* _Exercise task_
Print the entire listing. Each line must match the original exactly.
++++++++++++++++++++
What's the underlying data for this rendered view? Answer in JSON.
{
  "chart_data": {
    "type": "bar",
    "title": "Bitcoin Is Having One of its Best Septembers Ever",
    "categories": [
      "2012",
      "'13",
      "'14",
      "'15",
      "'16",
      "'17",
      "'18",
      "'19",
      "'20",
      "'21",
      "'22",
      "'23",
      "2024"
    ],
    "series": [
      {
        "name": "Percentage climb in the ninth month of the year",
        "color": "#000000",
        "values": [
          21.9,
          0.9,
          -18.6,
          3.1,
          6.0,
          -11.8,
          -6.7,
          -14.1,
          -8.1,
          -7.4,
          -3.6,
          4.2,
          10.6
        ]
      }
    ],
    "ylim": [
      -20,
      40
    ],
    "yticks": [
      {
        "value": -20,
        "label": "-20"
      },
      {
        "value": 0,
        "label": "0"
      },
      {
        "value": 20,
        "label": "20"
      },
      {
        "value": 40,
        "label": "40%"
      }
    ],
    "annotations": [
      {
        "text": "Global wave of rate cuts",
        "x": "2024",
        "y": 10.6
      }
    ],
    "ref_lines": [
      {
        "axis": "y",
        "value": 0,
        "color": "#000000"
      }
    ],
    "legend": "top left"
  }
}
++++++++++++++++++++
* _Final result_
What's the underlying data for this rendered view? Answer in JSON.
{
  "chart_data": {
    "type": "bar",
    "title": "Bitcoin Is Having One of its Best Septembers Ever",
    "categories": [
      "2012",
      "'13",
      "'14",
      "'15",
      "'16",
      "'17",
      "'18",
      "'19",
      "'20",
      "'21",
      "'22",
      "'23",
      "2024"
    ],
    "series": [
      {
        "name": "Percentage climb in the ninth month of the year",
        "color": "#000000",
        "values": [
          21.9,
          0.9,
          -18.6,
          3.1,
          6.0,
          -11.8,
          -6.7,
          -14.1,
          -8.1,
          -7.4,
          -3.6,
          4.2,
          10.6
        ]
      }
    ],
    "ylim": [
      -20,
      40
    ],
    "yticks": [
      {
        "value": -20,
        "label": "-20"
      },
      {
        "value": 0,
        "label": "0"
      },
      {
        "value": 20,
        "label": "20"
      },
      {
        "value": 40,
        "label": "40%"
      }
    ],
    "annotations": [
      {
        "text": "Global wave of rate cuts",
        "x": "2024",
        "y": 10.6
      }
    ],
    "ref_lines": [
      {
        "axis": "y",
        "value": 0,
        "color": "#000000"
      }
    ],
    "legend": "top left"
  }
}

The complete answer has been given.